= Short exercise =
Check each line of the records for "分管生产领导批准"; collect those that have it.

= Extracted entries =
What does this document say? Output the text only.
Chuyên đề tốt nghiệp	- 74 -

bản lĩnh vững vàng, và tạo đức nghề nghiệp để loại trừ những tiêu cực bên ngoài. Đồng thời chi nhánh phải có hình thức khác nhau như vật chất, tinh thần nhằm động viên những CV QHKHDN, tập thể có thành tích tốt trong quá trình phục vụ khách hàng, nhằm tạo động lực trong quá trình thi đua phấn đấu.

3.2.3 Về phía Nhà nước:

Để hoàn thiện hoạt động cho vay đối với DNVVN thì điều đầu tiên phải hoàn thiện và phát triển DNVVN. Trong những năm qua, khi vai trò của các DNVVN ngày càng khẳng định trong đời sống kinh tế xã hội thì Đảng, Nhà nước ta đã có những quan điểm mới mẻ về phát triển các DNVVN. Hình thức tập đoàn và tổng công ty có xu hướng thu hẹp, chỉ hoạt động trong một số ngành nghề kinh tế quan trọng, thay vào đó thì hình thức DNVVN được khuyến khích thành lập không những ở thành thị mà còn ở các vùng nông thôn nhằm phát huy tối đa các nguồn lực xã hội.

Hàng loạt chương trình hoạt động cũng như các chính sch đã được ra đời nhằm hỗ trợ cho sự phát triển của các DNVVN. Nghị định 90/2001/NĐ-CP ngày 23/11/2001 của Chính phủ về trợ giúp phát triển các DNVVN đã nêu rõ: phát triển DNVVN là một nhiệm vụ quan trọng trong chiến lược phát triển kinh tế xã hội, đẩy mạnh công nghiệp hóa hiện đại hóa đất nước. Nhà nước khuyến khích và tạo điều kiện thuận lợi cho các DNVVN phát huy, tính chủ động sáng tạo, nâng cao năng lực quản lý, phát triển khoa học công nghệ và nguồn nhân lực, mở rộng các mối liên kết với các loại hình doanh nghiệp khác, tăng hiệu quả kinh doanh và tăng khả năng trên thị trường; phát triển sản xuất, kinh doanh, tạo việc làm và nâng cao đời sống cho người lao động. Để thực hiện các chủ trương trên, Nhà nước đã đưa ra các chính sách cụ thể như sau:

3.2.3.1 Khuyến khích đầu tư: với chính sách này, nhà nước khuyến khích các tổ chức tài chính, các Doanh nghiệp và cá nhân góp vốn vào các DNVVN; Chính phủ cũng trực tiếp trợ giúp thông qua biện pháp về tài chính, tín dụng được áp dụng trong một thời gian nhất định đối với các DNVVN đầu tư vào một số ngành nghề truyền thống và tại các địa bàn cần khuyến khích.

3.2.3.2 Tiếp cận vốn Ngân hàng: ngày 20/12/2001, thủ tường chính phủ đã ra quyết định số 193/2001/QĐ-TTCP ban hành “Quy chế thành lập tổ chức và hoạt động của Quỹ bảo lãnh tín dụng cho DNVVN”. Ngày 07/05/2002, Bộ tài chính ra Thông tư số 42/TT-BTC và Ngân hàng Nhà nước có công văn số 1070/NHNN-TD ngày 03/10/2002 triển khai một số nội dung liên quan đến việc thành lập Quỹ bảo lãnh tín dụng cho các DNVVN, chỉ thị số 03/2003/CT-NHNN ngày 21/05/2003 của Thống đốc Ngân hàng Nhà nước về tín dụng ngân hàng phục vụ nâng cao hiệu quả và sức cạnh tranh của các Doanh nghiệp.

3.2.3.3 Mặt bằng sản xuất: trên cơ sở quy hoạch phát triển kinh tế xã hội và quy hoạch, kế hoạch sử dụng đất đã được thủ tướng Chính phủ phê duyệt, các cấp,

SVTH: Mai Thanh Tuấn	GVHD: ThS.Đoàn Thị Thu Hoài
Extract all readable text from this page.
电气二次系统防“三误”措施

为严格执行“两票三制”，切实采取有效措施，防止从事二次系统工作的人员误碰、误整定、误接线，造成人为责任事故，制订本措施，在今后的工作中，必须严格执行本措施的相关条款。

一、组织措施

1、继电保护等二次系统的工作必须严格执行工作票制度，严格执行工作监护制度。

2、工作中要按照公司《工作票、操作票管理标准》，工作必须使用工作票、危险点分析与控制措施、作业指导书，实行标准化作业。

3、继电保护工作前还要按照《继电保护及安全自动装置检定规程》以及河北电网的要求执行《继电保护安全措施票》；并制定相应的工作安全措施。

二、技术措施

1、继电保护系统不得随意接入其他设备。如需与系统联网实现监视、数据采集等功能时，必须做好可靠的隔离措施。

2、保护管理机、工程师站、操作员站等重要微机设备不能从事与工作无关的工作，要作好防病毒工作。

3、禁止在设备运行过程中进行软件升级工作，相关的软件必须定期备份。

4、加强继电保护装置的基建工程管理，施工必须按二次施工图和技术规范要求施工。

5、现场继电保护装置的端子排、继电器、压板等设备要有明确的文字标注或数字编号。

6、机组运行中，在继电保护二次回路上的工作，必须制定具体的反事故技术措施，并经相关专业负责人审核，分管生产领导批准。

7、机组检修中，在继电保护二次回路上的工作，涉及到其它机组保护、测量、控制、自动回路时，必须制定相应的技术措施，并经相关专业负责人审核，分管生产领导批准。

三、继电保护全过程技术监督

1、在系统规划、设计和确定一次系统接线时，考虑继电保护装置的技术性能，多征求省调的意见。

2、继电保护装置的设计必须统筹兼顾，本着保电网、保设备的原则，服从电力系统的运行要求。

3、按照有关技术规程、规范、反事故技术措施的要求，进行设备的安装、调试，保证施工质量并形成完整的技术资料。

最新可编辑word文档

= Result =
6、机组运行中，在继电保护二次回路上的工作，必须制定具体的反事故技术措施，并经相关专业负责人审核，分管生产领导批准。
7、机组检修中，在继电保护二次回路上的工作，涉及到其它机组保护、测量、控制、自动回路时，必须制定相应的技术措施，并经相关专业负责人审核，分管生产领导批准。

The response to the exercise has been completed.